From the records below, keep only the lines that contain the string "bbox", and copy each one in full. Case counts.

- [Data to use]:
※ ※ ※
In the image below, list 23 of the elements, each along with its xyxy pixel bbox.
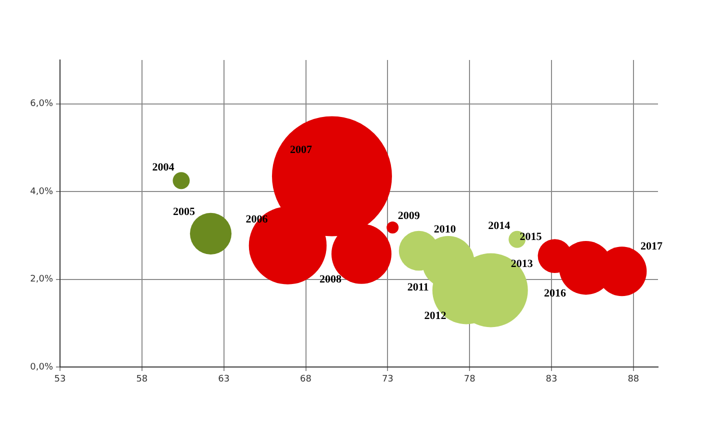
y-tick-label: 0,0% [30, 362, 54, 372]
annotation: 2010 [434, 224, 456, 236]
x-tick-label: 78 [464, 374, 476, 385]
x-tick-label: 58 [136, 374, 148, 385]
x-tick-label: 73 [382, 374, 394, 385]
y-tick-label: 4,0% [30, 186, 54, 197]
annotation: 2016 [544, 288, 566, 300]
annotation: 2011 [407, 282, 429, 294]
x-tick-label: 83 [546, 374, 558, 385]
annotation: 2012 [424, 310, 447, 322]
x-tick-label: 68 [300, 374, 312, 385]
annotation: 2017 [640, 240, 663, 253]
y-tick-label: 2,0% [30, 274, 54, 285]
annotation: 2005 [173, 206, 196, 218]
annotation: 2009 [398, 210, 420, 222]
annotation: 2014 [488, 220, 511, 232]
x-tick-label: 53 [54, 374, 66, 385]
x-tick-label: 63 [218, 374, 230, 385]
y-tick-label: 6,0% [30, 99, 54, 110]
annotation: 2007 [290, 144, 312, 156]
annotation: 2004 [152, 161, 175, 174]
x-tick-label: 88 [628, 374, 640, 385]
annotation: 2008 [319, 274, 342, 286]
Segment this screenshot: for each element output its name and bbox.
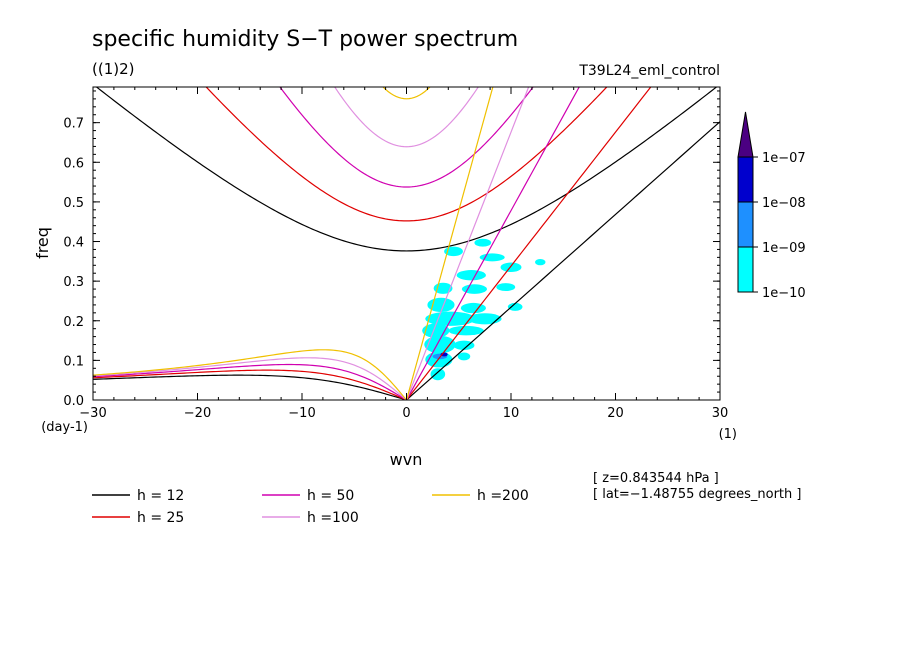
- contour-blob: [507, 302, 523, 311]
- y-tick-label: 0.3: [63, 275, 84, 290]
- contour-blob: [448, 325, 484, 336]
- contour-blob: [457, 352, 471, 361]
- colorbar-triangle: [737, 111, 754, 158]
- contour-blob: [535, 258, 546, 266]
- curve-rossby-h200: [93, 349, 407, 400]
- legend-label: h = 25: [137, 510, 184, 526]
- contour-blob: [456, 270, 486, 281]
- x-axis-unit: (1): [719, 427, 737, 442]
- legend-label: h = 50: [307, 488, 354, 504]
- colorbar-segment: [737, 156, 754, 203]
- contour-blob: [425, 311, 476, 326]
- annotation-level: [ z=0.843544 hPa ]: [593, 471, 719, 486]
- y-tick-label: 0.5: [63, 196, 84, 211]
- contour-blob: [430, 368, 446, 381]
- legend: h = 12 h = 25 h = 50 h =100 h =200: [92, 488, 529, 526]
- curve-gravity-h200: [382, 87, 431, 100]
- colorbar: 1e−10 1e−09 1e−08 1e−07: [737, 111, 806, 301]
- colorbar-label: 1e−08: [762, 196, 806, 211]
- legend-label: h =200: [477, 488, 529, 504]
- colorbar-segment: [737, 246, 754, 293]
- curve-kelvin-h50: [405, 87, 580, 400]
- contour-blob: [460, 302, 486, 314]
- y-tick-label: 0.7: [63, 117, 84, 132]
- curve-kelvin-h12: [406, 121, 720, 400]
- curve-gravity-h25: [205, 87, 608, 222]
- experiment-label: T39L24_eml_control: [578, 63, 720, 79]
- curve-rossby-h50: [93, 363, 407, 400]
- colorbar-segment: [737, 201, 754, 248]
- x-tick-label: 0: [402, 406, 410, 421]
- contour-blob: [453, 340, 475, 351]
- curve-rossby-h100: [93, 357, 407, 400]
- legend-label: h =100: [307, 510, 359, 526]
- colorbar-label: 1e−09: [762, 241, 806, 256]
- legend-label: h = 12: [137, 488, 184, 504]
- colorbar-label: 1e−10: [762, 286, 806, 301]
- curve-kelvin-h25: [406, 87, 652, 400]
- curve-kelvin-h100: [405, 87, 530, 400]
- curve-rossby-h25: [93, 369, 407, 400]
- x-tick-label: 20: [607, 406, 624, 421]
- contour-blob: [424, 335, 456, 354]
- x-axis-label: wvn: [390, 450, 423, 469]
- x-tick-label: 10: [503, 406, 520, 421]
- chart-title: specific humidity S−T power spectrum: [92, 27, 518, 52]
- curve-gravity-h50: [279, 87, 534, 188]
- contour-blob: [496, 283, 516, 292]
- y-tick-label: 0.6: [63, 156, 84, 171]
- x-tick-label: 30: [712, 406, 729, 421]
- y-tick-label: 0.2: [63, 315, 84, 330]
- x-tick-label: −10: [288, 406, 315, 421]
- y-tick-label: 0.4: [63, 236, 84, 251]
- curve-rossby-h12: [93, 374, 407, 400]
- dispersion-curves: [93, 87, 720, 400]
- curve-kelvin-h200: [405, 87, 494, 400]
- curve-gravity-h100: [334, 87, 479, 148]
- x-tick-label: −20: [184, 406, 211, 421]
- y-axis-unit: (day-1): [41, 420, 88, 435]
- contour-blob: [468, 313, 502, 325]
- contour-blob: [444, 246, 463, 257]
- x-tick-label: −30: [79, 406, 106, 421]
- contour-blob: [461, 284, 487, 294]
- annotation-latitude: [ lat=−1.48755 degrees_north ]: [593, 487, 801, 502]
- contour-blob: [500, 262, 522, 273]
- y-axis-label: freq: [33, 227, 52, 259]
- y-tick-label: 0.0: [63, 394, 84, 409]
- y-tick-label: 0.1: [63, 354, 84, 369]
- curve-gravity-h12: [95, 87, 718, 252]
- chart-subtitle: ((1)2): [92, 60, 135, 78]
- axis-ticks: −30 −20 −10 0 10 20 30 0.0 0.1 0.2 0.3 0.4 0.5 0.6 0.7: [63, 87, 728, 421]
- colorbar-label: 1e−07: [762, 151, 806, 166]
- plot-frame: [92, 86, 721, 401]
- contour-blob: [474, 238, 492, 247]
※ ※ ※
- [Result]:
In the image below, list 23 of the elements, each along with its xyxy pixel bbox.
Segment this screenshot: for each element output its name and bbox.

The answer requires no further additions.